◆ AIM
Copy all lines of the listing that include the string "this".

◆ MATERIAL SUPPLIED
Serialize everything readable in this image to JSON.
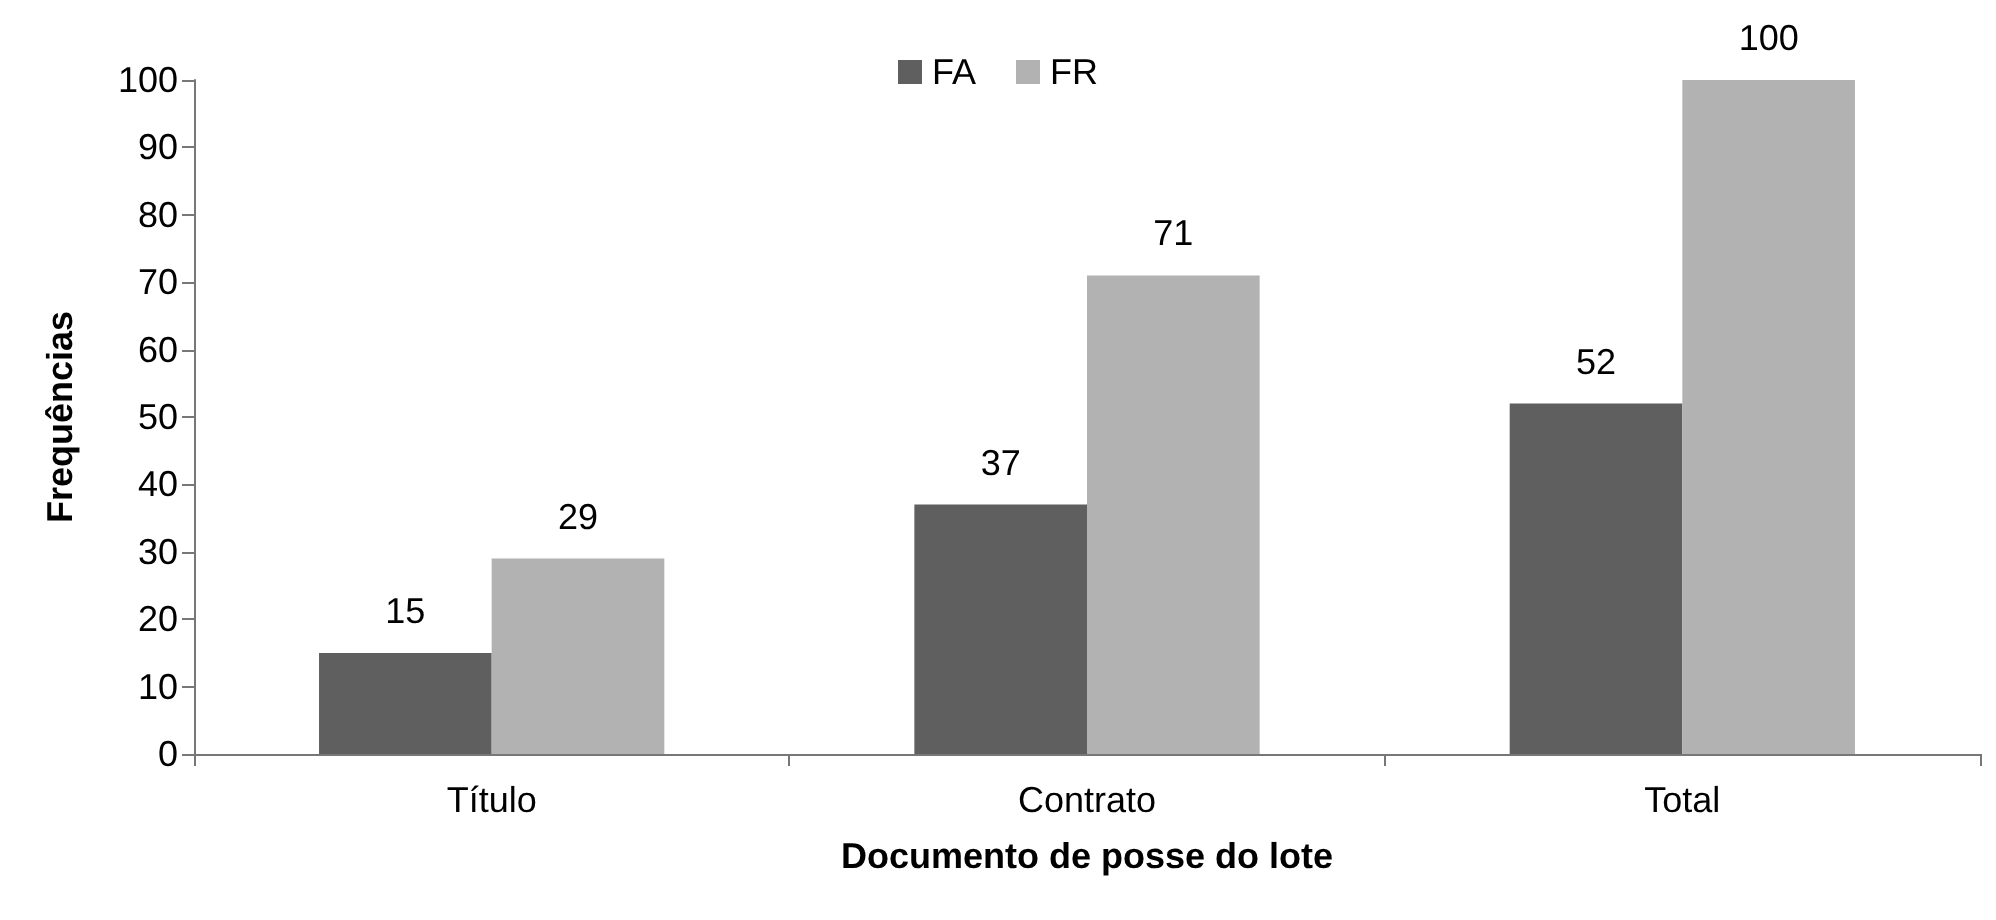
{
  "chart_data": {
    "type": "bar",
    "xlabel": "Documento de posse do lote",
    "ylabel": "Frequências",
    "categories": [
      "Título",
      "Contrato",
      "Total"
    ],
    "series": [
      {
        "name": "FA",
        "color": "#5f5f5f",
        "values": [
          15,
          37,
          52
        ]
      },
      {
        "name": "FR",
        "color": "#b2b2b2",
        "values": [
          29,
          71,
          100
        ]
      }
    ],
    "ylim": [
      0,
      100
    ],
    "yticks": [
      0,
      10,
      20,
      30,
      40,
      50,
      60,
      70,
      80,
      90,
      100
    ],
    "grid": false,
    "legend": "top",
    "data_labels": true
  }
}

...

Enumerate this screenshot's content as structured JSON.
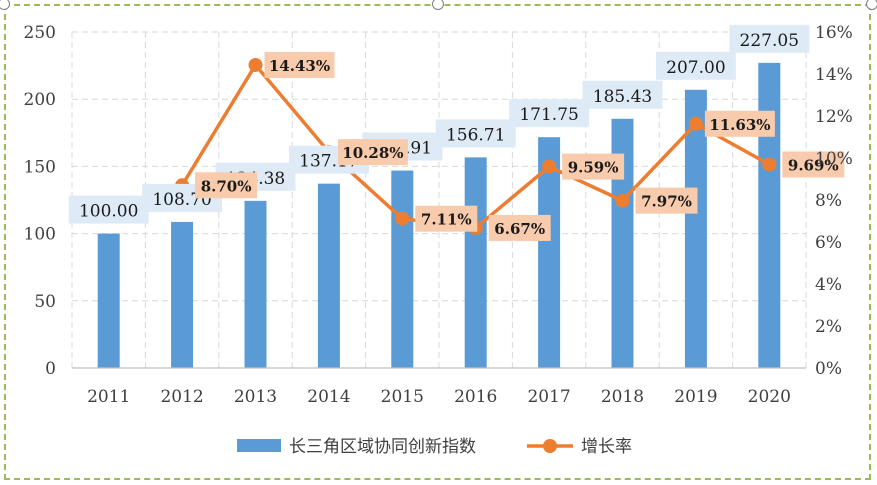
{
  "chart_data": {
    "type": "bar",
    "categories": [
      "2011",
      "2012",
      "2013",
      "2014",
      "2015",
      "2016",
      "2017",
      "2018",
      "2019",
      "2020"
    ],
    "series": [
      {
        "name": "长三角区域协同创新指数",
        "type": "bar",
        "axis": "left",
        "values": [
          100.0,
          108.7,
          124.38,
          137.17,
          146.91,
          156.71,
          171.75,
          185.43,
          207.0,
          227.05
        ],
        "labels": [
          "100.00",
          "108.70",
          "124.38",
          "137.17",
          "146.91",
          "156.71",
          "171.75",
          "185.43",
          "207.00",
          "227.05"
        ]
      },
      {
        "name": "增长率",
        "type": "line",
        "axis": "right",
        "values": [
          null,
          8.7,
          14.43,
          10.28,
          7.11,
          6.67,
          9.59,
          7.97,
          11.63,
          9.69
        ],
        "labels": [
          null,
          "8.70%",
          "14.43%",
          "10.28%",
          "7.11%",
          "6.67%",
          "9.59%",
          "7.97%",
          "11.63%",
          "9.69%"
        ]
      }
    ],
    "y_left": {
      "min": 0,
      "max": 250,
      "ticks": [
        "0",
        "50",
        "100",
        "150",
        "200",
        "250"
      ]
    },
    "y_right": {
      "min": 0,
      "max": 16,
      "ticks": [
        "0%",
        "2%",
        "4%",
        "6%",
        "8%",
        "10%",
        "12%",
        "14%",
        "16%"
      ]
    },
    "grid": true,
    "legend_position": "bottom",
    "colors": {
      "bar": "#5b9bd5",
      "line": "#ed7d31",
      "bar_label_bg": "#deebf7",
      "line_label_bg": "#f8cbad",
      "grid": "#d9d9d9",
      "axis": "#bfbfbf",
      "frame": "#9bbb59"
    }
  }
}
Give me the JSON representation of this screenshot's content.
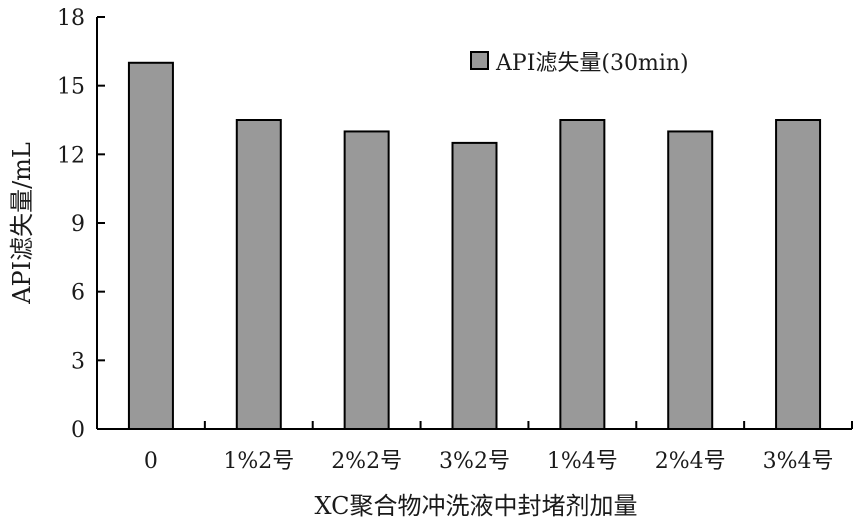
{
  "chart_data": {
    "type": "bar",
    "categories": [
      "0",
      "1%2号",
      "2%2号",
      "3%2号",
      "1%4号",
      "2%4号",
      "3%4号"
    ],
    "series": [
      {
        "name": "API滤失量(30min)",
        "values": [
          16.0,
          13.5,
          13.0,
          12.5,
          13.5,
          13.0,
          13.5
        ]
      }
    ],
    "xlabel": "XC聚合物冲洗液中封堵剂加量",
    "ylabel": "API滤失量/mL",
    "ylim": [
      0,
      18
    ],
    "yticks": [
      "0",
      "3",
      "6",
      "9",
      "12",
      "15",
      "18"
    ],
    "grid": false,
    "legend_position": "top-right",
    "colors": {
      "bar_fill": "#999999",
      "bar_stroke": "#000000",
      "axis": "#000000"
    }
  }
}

---

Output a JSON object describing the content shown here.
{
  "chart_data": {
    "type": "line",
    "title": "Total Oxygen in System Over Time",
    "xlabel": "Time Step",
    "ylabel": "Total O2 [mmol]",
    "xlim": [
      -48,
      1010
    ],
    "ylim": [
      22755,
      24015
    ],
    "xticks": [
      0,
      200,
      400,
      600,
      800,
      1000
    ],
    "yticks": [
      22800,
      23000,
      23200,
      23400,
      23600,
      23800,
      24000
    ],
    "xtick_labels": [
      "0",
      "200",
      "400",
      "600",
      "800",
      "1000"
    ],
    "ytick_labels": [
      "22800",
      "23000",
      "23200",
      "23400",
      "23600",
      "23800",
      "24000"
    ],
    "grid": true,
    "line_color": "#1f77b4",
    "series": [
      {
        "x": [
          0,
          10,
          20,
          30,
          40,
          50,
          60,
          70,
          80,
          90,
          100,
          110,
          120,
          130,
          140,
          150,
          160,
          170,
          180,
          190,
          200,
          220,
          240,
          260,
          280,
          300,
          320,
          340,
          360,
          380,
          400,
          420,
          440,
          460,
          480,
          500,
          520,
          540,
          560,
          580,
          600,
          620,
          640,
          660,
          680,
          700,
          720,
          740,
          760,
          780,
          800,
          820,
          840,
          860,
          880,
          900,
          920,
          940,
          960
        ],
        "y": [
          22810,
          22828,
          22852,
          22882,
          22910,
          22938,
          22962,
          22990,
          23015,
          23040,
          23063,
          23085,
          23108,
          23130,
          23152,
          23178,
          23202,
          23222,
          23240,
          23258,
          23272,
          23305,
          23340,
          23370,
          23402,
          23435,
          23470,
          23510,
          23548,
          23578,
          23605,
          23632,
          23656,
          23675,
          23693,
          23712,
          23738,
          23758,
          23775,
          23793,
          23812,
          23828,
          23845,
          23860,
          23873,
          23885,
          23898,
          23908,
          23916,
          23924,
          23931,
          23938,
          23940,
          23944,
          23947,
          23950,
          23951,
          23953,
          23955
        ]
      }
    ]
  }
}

◆ RIGHT ANSWER
Serialize everything readable in this image to JSON.
Enumerate this screenshot's content as structured JSON.
Give me the JSON representation of this screenshot's content.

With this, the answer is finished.